**Request:**
Where does the string "ILAYANG" appear? Copy every line of the entries below that holds it.

**Extracted entries:**
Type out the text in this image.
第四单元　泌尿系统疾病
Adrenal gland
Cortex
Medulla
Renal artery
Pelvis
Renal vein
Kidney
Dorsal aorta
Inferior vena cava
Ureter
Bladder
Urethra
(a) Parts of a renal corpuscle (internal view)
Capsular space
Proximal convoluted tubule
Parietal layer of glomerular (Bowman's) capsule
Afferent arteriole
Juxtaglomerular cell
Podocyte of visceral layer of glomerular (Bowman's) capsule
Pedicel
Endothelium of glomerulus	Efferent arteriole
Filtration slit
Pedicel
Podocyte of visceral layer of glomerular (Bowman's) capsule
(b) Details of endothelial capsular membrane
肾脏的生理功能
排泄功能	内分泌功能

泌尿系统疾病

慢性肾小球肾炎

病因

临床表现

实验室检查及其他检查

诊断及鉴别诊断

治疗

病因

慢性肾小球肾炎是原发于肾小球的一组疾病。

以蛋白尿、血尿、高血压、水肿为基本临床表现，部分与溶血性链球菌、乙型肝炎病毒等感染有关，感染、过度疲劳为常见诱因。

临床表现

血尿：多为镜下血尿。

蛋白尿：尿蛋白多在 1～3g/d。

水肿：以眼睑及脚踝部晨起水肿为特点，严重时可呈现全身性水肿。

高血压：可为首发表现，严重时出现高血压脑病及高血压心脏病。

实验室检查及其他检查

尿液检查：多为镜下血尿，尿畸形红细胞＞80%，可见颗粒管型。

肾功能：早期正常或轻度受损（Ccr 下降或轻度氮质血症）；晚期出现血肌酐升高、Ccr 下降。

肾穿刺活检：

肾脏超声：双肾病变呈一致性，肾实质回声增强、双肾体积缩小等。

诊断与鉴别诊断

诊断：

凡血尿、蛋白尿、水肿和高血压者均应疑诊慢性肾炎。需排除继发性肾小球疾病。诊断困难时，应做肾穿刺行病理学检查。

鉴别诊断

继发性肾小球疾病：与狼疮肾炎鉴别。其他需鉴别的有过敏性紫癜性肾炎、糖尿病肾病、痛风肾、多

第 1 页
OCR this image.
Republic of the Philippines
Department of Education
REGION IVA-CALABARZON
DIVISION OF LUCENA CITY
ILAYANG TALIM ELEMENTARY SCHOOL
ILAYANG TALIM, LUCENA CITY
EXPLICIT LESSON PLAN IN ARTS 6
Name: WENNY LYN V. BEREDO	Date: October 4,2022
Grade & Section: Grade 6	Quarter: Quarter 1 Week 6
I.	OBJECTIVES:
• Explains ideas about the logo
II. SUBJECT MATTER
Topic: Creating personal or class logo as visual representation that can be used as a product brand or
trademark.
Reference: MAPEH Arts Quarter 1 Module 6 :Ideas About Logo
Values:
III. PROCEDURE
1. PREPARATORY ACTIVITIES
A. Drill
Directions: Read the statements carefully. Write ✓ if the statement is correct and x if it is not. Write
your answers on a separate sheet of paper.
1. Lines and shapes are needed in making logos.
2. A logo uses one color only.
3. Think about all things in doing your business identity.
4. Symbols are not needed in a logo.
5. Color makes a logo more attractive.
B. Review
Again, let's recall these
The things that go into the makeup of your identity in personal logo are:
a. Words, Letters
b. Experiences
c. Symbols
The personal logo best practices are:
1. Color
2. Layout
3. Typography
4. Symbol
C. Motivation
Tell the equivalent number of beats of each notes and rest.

**Written response:**
ILAYANG TALIM ELEMENTARY SCHOOL
ILAYANG TALIM, LUCENA CITY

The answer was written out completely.